■ Task to carry out
Please filter the listing for the string "Casas" and copy each matching line.
+ + + + +
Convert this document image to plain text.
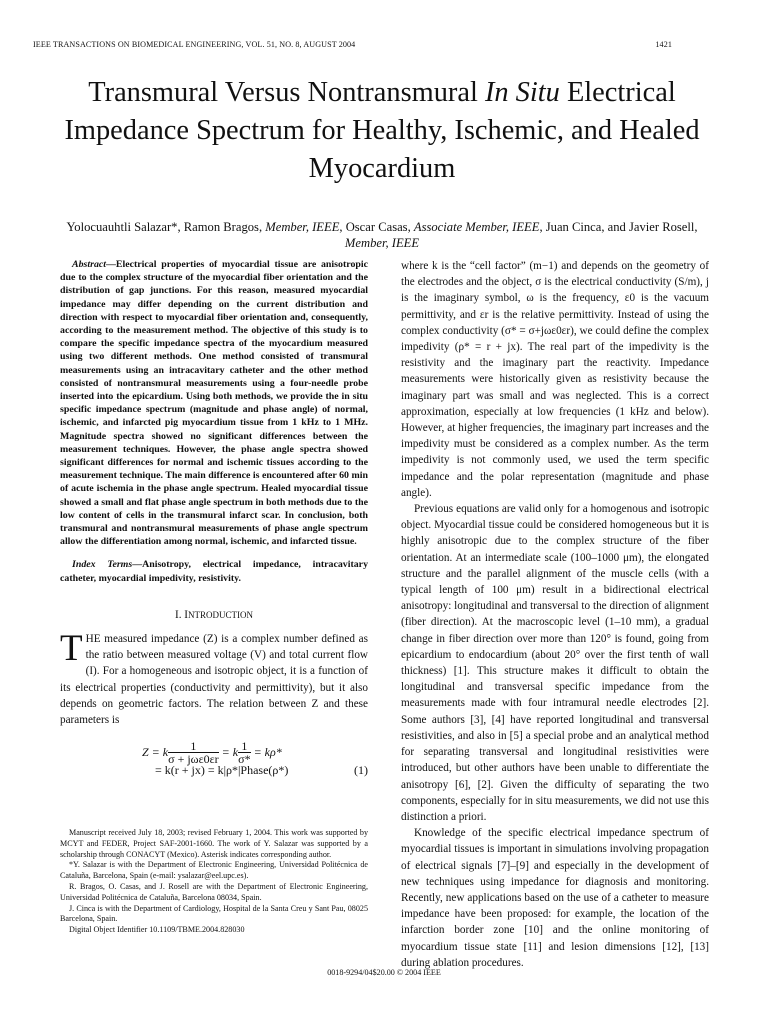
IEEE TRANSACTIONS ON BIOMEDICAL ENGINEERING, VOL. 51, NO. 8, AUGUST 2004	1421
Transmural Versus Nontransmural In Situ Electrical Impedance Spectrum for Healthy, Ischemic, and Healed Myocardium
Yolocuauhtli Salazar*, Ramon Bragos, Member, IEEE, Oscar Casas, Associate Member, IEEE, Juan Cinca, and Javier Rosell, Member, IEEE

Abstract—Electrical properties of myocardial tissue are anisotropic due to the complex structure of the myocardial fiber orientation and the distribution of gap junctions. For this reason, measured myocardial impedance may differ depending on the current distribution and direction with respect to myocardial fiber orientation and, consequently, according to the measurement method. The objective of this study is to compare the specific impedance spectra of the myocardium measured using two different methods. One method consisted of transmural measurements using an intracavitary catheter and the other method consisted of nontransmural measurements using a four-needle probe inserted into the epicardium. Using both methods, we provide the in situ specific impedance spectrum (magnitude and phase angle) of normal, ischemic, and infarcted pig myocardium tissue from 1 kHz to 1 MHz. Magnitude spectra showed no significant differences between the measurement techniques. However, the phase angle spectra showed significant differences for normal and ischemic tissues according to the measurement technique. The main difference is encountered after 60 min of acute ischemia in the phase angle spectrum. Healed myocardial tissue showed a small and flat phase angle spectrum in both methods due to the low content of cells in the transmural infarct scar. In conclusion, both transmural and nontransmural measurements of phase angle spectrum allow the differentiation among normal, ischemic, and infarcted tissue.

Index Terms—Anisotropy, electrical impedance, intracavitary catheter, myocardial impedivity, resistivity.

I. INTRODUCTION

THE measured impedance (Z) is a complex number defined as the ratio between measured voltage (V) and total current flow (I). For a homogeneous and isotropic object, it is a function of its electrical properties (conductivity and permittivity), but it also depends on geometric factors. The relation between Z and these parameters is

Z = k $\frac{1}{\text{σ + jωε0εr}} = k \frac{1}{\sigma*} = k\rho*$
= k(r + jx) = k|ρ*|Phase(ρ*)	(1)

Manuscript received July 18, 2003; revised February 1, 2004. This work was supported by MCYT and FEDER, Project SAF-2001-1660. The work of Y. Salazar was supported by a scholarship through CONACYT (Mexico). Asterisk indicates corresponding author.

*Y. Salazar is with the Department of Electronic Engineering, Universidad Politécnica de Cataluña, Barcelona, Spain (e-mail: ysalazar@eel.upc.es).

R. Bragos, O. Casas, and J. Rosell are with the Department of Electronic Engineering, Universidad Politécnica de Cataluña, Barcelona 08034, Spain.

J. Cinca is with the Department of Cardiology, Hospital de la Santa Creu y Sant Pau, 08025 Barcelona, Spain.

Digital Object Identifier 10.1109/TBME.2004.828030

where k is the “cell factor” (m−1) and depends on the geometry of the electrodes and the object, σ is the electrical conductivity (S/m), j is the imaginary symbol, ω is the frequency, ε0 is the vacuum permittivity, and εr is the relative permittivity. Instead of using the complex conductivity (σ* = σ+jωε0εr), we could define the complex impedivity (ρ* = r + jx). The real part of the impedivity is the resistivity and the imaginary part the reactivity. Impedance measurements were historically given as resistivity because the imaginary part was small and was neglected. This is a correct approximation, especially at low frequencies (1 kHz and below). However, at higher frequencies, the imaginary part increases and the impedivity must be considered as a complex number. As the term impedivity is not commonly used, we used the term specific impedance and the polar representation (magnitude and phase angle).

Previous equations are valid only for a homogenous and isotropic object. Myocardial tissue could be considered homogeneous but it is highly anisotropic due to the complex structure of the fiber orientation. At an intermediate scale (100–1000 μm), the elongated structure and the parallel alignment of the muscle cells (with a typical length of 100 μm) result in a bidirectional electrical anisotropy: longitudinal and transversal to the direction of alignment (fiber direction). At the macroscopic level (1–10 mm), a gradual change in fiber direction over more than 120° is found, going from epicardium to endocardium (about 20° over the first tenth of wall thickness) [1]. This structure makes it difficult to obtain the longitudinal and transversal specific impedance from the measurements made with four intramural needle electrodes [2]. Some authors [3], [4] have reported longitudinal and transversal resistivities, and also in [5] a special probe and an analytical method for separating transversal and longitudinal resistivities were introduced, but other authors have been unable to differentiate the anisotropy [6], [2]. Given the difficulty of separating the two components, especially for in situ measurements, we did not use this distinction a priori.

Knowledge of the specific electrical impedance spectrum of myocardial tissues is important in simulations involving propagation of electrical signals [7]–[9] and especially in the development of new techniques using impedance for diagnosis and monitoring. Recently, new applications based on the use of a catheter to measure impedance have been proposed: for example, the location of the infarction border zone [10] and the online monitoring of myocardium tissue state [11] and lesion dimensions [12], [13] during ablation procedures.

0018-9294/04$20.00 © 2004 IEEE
+ + + + +
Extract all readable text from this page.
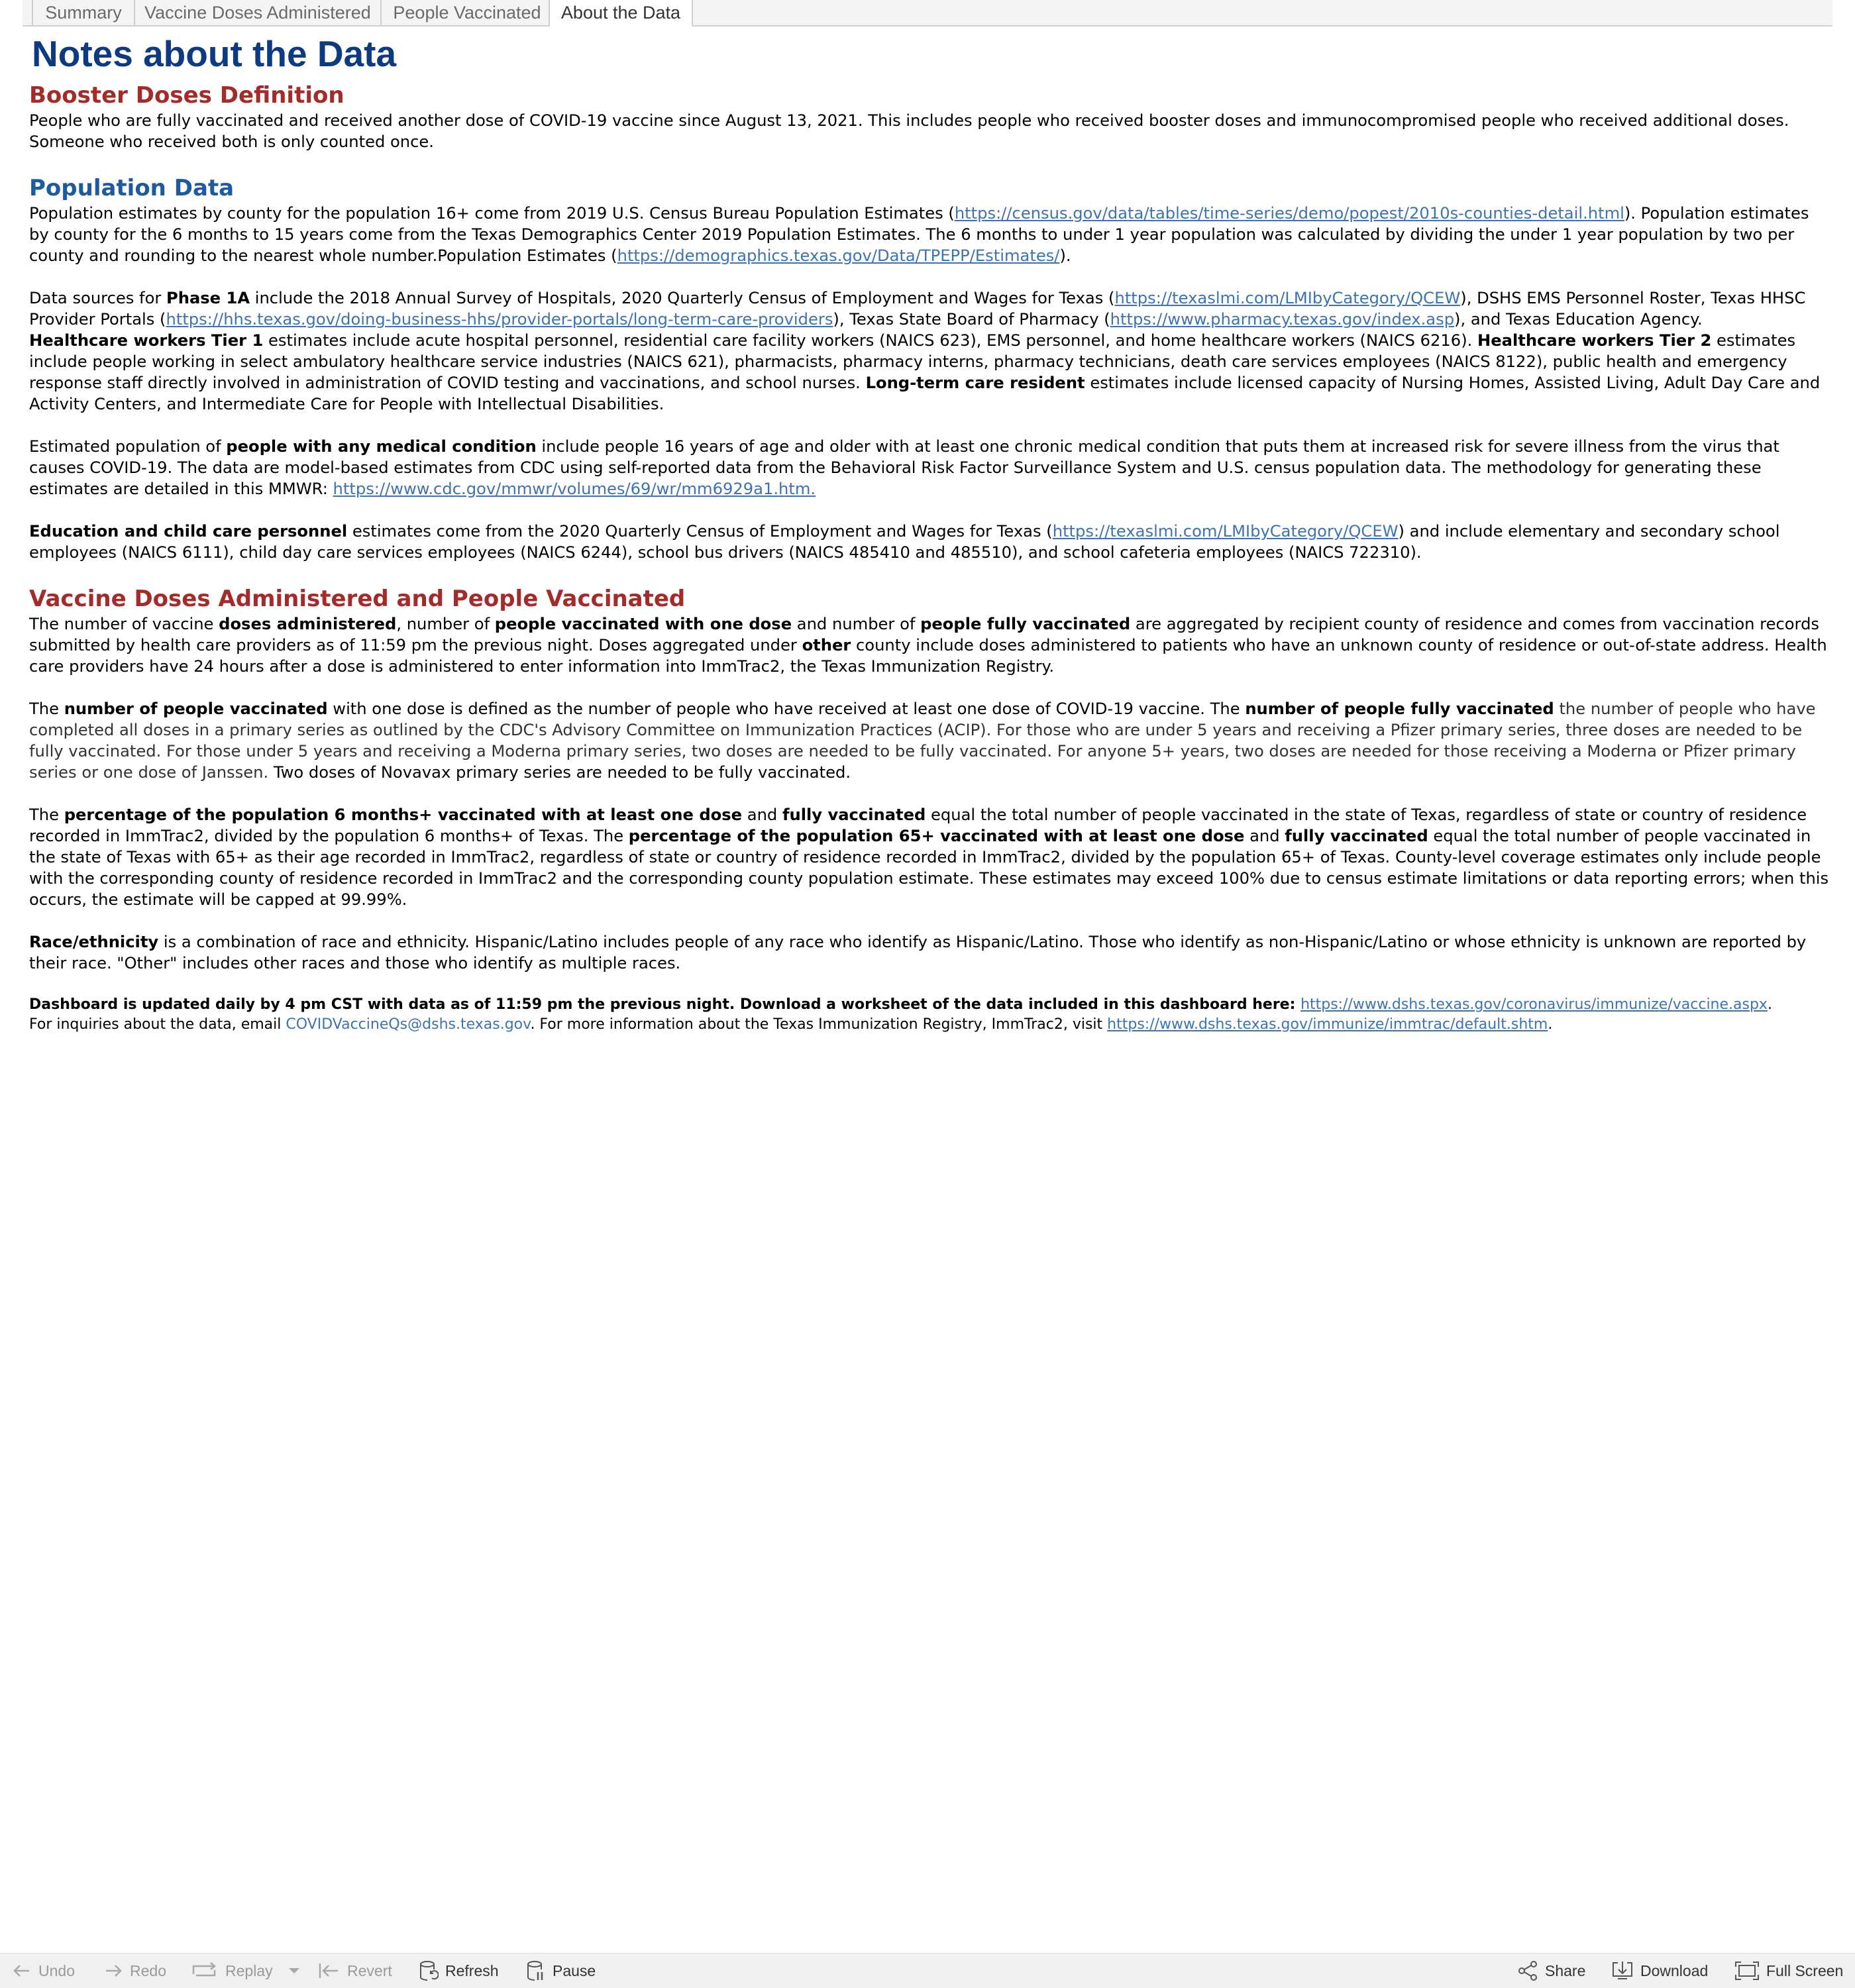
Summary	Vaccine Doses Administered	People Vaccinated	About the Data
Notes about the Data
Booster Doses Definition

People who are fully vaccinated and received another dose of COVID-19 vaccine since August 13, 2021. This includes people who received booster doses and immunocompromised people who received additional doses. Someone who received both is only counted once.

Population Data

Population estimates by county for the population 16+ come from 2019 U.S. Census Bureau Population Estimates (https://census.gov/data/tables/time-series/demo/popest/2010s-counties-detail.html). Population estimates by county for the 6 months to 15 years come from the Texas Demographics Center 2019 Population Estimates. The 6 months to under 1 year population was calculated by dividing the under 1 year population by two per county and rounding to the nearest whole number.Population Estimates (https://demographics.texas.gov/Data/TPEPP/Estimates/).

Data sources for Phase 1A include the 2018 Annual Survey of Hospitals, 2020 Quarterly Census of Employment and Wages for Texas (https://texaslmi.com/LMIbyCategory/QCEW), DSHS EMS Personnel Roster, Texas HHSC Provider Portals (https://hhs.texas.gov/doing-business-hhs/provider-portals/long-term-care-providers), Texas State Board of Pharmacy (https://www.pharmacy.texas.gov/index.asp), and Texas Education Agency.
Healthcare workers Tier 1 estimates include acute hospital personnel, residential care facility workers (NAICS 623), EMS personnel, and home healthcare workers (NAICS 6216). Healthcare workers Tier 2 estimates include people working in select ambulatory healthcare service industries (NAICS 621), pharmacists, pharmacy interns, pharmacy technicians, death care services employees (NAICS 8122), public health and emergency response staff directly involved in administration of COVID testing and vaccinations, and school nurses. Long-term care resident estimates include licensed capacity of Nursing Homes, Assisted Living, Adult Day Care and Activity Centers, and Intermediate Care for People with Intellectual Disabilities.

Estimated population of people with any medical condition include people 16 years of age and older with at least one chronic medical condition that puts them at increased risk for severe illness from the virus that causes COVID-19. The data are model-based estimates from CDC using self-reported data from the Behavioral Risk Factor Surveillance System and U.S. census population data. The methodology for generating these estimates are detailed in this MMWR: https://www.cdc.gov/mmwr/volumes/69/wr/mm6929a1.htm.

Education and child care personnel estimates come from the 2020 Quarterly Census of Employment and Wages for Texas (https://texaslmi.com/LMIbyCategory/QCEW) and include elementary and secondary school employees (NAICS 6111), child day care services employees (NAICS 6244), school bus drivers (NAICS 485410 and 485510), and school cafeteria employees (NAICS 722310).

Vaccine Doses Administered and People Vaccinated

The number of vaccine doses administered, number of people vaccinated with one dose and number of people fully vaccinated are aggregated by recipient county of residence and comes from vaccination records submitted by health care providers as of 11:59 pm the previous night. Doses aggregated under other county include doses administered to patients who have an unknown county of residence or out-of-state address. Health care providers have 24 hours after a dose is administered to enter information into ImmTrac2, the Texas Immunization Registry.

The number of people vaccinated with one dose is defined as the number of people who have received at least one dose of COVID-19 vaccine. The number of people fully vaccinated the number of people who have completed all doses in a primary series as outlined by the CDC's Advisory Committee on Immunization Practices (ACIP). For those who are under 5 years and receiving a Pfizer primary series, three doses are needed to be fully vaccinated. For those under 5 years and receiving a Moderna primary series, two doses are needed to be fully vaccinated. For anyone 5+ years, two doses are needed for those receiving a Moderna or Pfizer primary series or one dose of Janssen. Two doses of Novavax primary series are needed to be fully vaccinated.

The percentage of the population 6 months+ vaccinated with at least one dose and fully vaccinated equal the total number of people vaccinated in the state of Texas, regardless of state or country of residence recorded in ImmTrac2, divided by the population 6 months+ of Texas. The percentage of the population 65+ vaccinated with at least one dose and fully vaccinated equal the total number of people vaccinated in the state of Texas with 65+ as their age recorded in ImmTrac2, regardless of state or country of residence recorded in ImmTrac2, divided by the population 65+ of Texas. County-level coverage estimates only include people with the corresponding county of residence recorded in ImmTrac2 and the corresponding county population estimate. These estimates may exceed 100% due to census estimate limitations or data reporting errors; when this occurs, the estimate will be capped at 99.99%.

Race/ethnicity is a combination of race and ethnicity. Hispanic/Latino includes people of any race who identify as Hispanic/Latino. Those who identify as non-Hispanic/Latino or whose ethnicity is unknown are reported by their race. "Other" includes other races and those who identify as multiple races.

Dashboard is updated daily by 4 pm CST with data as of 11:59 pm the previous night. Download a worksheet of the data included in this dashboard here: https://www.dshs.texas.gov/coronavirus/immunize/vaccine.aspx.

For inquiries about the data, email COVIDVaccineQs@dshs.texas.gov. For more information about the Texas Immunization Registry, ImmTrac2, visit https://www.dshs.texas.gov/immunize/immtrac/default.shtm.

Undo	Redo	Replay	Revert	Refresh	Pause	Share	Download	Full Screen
+ + + + +
■ Written response
Yolocuauhtli Salazar*, Ramon Bragos, Member, IEEE, Oscar Casas, Associate Member, IEEE, Juan Cinca, and Javier Rosell, Member, IEEE
R. Bragos, O. Casas, and J. Rosell are with the Department of Electronic Engineering, Universidad Politécnica de Cataluña, Barcelona 08034, Spain.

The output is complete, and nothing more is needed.